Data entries
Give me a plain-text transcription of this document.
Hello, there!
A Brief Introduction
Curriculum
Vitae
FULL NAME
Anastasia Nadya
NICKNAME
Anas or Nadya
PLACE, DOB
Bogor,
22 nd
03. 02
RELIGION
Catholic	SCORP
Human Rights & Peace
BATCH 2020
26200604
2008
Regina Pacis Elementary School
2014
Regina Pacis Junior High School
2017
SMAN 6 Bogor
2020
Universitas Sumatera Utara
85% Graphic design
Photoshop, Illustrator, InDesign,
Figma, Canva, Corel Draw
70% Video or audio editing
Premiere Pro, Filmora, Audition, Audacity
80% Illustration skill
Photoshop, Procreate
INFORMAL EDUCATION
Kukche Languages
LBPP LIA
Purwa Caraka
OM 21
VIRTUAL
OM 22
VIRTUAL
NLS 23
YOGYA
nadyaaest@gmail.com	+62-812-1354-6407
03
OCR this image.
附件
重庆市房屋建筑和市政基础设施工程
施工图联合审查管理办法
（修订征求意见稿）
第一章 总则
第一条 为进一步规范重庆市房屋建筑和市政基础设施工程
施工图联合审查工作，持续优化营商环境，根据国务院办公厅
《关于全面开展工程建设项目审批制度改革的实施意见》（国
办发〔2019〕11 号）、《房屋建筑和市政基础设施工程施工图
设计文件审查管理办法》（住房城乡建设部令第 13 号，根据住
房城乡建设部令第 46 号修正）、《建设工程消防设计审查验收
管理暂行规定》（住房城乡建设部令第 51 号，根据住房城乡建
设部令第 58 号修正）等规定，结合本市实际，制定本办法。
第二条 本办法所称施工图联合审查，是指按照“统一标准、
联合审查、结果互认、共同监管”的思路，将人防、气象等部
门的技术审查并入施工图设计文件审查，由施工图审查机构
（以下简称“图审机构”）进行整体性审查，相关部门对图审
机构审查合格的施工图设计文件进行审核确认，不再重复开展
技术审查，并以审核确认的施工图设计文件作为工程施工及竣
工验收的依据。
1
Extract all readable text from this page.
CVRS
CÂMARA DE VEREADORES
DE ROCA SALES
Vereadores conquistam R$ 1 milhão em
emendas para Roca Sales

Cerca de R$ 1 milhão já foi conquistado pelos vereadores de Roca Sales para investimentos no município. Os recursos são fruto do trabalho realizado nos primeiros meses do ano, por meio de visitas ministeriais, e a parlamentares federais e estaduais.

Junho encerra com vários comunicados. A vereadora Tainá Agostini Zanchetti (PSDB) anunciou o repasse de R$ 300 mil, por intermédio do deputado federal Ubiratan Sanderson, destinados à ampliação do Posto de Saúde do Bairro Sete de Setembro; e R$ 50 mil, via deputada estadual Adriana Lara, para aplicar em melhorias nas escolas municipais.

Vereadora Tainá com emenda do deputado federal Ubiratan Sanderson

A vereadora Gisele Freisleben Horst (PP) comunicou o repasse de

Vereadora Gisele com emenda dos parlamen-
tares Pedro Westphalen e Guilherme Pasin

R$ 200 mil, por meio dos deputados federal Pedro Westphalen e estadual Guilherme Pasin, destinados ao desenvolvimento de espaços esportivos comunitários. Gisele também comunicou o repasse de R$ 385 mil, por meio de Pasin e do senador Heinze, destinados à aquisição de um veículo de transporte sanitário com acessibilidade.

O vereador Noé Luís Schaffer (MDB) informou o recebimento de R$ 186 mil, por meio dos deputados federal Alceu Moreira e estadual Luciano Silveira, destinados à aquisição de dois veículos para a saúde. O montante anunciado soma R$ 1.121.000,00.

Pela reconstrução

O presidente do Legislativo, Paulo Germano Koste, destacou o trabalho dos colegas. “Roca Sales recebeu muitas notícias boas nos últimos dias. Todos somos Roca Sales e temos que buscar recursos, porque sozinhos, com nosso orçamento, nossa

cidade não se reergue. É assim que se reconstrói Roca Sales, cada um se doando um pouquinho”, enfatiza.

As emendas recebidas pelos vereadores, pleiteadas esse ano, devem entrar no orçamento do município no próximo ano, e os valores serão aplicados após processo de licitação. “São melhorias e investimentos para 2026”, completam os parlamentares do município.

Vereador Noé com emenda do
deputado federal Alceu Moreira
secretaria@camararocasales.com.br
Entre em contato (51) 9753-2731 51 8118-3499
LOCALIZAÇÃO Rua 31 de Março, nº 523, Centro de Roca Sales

#### Problem requirements
In the records above, how many lines contain the word "federal"? Give the number alone.

#### In response
5